↓↓↓

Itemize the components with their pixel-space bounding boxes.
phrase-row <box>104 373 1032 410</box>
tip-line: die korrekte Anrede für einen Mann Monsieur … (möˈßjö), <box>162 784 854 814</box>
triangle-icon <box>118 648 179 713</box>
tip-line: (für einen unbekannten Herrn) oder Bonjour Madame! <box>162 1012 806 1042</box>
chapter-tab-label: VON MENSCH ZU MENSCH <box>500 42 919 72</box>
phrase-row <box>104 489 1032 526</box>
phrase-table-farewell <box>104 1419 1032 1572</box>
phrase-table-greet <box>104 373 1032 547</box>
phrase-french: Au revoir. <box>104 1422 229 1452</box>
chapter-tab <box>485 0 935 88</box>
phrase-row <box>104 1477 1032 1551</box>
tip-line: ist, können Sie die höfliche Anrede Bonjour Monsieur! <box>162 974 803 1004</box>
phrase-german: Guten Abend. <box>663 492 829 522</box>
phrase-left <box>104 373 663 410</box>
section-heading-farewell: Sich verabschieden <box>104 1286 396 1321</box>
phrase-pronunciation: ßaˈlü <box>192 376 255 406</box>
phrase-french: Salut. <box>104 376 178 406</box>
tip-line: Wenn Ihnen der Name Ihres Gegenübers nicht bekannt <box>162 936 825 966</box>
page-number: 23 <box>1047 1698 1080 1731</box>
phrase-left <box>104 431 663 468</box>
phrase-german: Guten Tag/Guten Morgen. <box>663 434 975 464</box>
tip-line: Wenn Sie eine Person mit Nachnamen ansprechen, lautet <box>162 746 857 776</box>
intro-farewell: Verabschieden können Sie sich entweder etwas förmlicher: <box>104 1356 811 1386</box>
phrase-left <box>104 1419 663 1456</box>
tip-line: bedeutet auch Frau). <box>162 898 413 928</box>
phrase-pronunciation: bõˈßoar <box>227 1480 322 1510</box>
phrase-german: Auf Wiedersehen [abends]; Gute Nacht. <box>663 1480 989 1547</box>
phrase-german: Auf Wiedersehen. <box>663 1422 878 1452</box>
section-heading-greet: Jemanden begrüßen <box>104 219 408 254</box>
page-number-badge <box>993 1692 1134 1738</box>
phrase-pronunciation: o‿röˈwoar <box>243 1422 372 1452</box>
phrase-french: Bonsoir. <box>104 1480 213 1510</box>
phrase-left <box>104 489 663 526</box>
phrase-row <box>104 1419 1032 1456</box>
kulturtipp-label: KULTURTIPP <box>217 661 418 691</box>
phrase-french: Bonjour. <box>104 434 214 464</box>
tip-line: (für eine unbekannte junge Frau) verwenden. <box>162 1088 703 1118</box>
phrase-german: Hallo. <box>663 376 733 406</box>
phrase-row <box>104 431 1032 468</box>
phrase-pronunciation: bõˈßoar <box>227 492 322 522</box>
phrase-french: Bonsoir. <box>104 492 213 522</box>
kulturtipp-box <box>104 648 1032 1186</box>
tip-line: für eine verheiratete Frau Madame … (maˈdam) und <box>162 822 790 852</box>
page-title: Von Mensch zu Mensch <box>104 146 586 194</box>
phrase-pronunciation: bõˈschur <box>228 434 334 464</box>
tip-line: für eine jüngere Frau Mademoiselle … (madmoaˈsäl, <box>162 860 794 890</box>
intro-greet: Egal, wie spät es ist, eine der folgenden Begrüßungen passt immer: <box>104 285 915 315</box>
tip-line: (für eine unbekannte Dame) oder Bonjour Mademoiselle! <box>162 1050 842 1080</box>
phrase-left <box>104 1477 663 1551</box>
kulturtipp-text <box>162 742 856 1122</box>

↑↑↑

[What is being asked] Copy every line of the data above word for word, including each box.

[Written response]
Itemize the components with their pixel-space bounding boxes.
phrase-row <box>104 373 1032 410</box>
tip-line: die korrekte Anrede für einen Mann Monsieur … (möˈßjö), <box>162 784 854 814</box>
triangle-icon <box>118 648 179 713</box>
tip-line: (für einen unbekannten Herrn) oder Bonjour Madame! <box>162 1012 806 1042</box>
chapter-tab-label: VON MENSCH ZU MENSCH <box>500 42 919 72</box>
phrase-row <box>104 489 1032 526</box>
phrase-table-farewell <box>104 1419 1032 1572</box>
phrase-table-greet <box>104 373 1032 547</box>
phrase-french: Au revoir. <box>104 1422 229 1452</box>
chapter-tab <box>485 0 935 88</box>
phrase-row <box>104 1477 1032 1551</box>
tip-line: ist, können Sie die höfliche Anrede Bonjour Monsieur! <box>162 974 803 1004</box>
phrase-german: Guten Abend. <box>663 492 829 522</box>
phrase-left <box>104 373 663 410</box>
section-heading-farewell: Sich verabschieden <box>104 1286 396 1321</box>
phrase-pronunciation: ßaˈlü <box>192 376 255 406</box>
phrase-french: Salut. <box>104 376 178 406</box>
tip-line: Wenn Ihnen der Name Ihres Gegenübers nicht bekannt <box>162 936 825 966</box>
page-number: 23 <box>1047 1698 1080 1731</box>
phrase-left <box>104 431 663 468</box>
phrase-german: Guten Tag/Guten Morgen. <box>663 434 975 464</box>
tip-line: Wenn Sie eine Person mit Nachnamen ansprechen, lautet <box>162 746 857 776</box>
intro-farewell: Verabschieden können Sie sich entweder etwas förmlicher: <box>104 1356 811 1386</box>
phrase-left <box>104 1419 663 1456</box>
tip-line: bedeutet auch Frau). <box>162 898 413 928</box>
phrase-pronunciation: bõˈßoar <box>227 1480 322 1510</box>
phrase-german: Auf Wiedersehen [abends]; Gute Nacht. <box>663 1480 989 1547</box>
phrase-german: Auf Wiedersehen. <box>663 1422 878 1452</box>
section-heading-greet: Jemanden begrüßen <box>104 219 408 254</box>
page-number-badge <box>993 1692 1134 1738</box>
phrase-pronunciation: o‿röˈwoar <box>243 1422 372 1452</box>
phrase-french: Bonsoir. <box>104 1480 213 1510</box>
phrase-left <box>104 489 663 526</box>
phrase-row <box>104 1419 1032 1456</box>
kulturtipp-label: KULTURTIPP <box>217 661 418 691</box>
phrase-french: Bonjour. <box>104 434 214 464</box>
tip-line: (für eine unbekannte junge Frau) verwenden. <box>162 1088 703 1118</box>
phrase-german: Hallo. <box>663 376 733 406</box>
phrase-row <box>104 431 1032 468</box>
phrase-pronunciation: bõˈßoar <box>227 492 322 522</box>
phrase-french: Bonsoir. <box>104 492 213 522</box>
kulturtipp-box <box>104 648 1032 1186</box>
tip-line: für eine verheiratete Frau Madame … (maˈdam) und <box>162 822 790 852</box>
page-title: Von Mensch zu Mensch <box>104 146 586 194</box>
phrase-pronunciation: bõˈschur <box>228 434 334 464</box>
tip-line: für eine jüngere Frau Mademoiselle … (madmoaˈsäl, <box>162 860 794 890</box>
intro-greet: Egal, wie spät es ist, eine der folgenden Begrüßungen passt immer: <box>104 285 915 315</box>
tip-line: (für eine unbekannte Dame) oder Bonjour Mademoiselle! <box>162 1050 842 1080</box>
phrase-left <box>104 1477 663 1551</box>
kulturtipp-text <box>162 742 856 1122</box>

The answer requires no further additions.